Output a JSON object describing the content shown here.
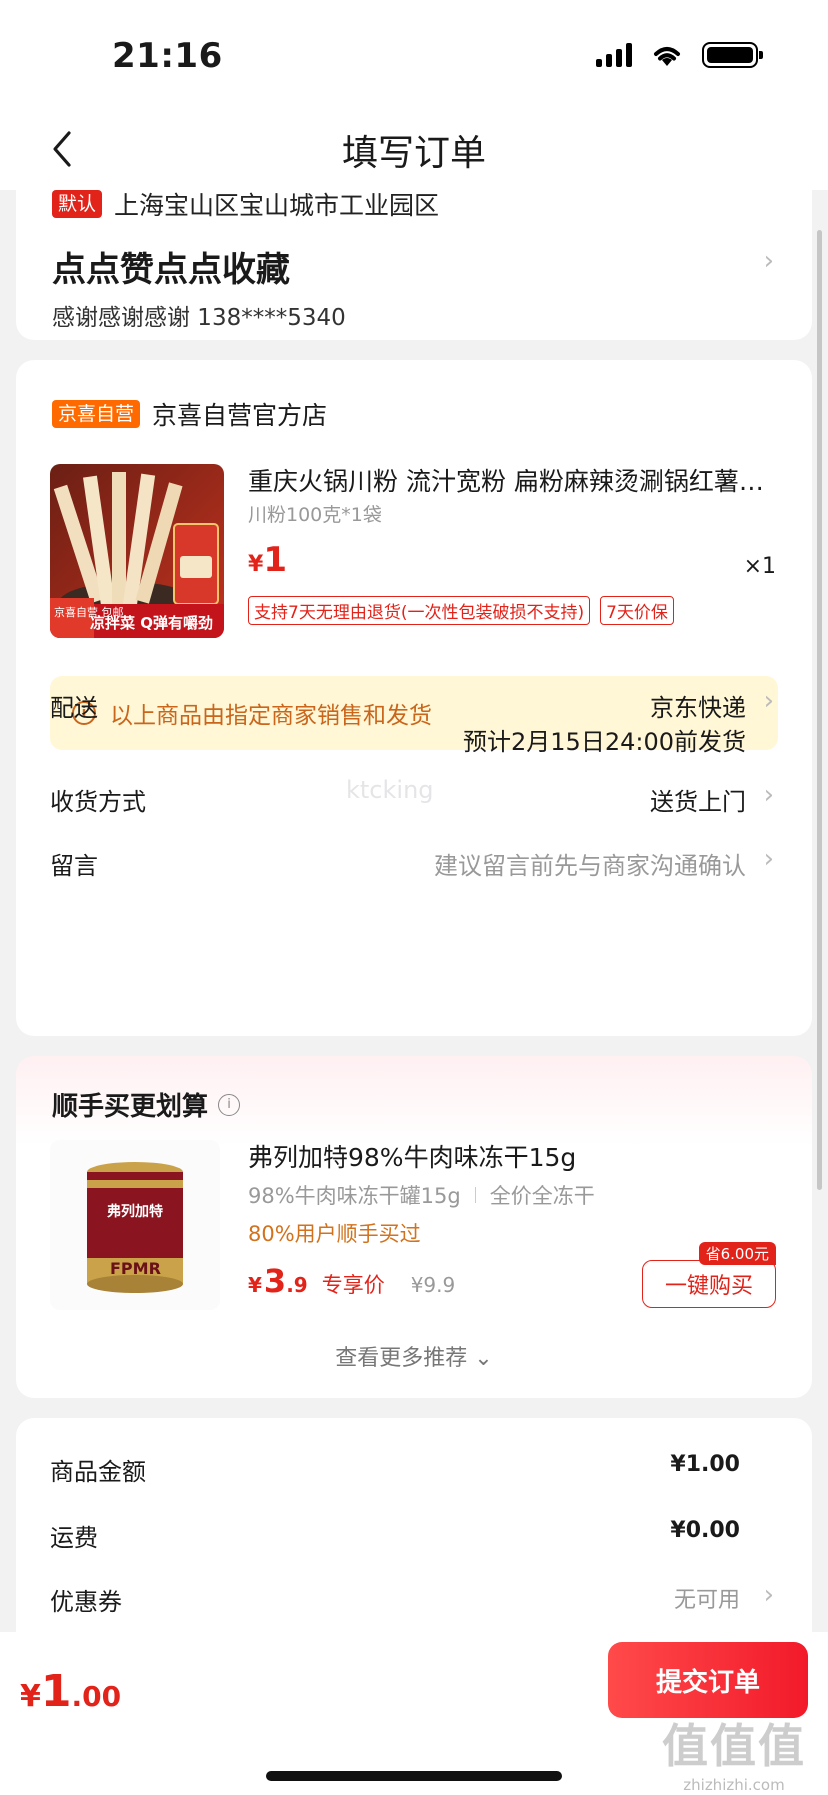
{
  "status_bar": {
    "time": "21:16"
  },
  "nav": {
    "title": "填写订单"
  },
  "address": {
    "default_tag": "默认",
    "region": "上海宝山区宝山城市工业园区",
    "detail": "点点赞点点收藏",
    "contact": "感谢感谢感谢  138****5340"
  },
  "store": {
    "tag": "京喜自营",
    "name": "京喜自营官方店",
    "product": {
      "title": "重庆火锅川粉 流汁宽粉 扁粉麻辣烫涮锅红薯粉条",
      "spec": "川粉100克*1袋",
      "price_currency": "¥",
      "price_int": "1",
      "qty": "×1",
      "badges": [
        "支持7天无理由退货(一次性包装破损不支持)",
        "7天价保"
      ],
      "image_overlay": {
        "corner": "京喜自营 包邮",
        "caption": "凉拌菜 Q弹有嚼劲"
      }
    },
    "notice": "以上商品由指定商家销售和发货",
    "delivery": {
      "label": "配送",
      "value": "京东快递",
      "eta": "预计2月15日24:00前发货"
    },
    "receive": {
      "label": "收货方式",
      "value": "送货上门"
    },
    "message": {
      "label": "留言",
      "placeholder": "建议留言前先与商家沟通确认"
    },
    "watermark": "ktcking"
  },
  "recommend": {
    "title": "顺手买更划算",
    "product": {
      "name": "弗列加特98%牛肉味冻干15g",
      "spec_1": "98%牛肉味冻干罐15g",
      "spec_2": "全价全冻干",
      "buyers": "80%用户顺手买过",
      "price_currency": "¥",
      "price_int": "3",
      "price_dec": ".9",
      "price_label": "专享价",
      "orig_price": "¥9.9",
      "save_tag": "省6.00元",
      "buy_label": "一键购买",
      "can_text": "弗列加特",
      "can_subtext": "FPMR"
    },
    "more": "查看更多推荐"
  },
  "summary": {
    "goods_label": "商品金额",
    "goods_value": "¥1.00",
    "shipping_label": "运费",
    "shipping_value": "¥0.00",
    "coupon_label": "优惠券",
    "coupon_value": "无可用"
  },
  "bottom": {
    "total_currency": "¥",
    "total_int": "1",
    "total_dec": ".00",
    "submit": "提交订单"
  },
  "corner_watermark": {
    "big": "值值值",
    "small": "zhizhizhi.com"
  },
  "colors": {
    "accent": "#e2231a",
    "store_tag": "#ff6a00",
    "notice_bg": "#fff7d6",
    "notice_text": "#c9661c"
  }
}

What you will do: From the records given above, copy all lines containing "title".

Solution to this problem:
    "title": "填写订单"
      "title": "重庆火锅川粉 流汁宽粉 扁粉麻辣烫涮锅红薯粉条",
    "title": "顺手买更划算",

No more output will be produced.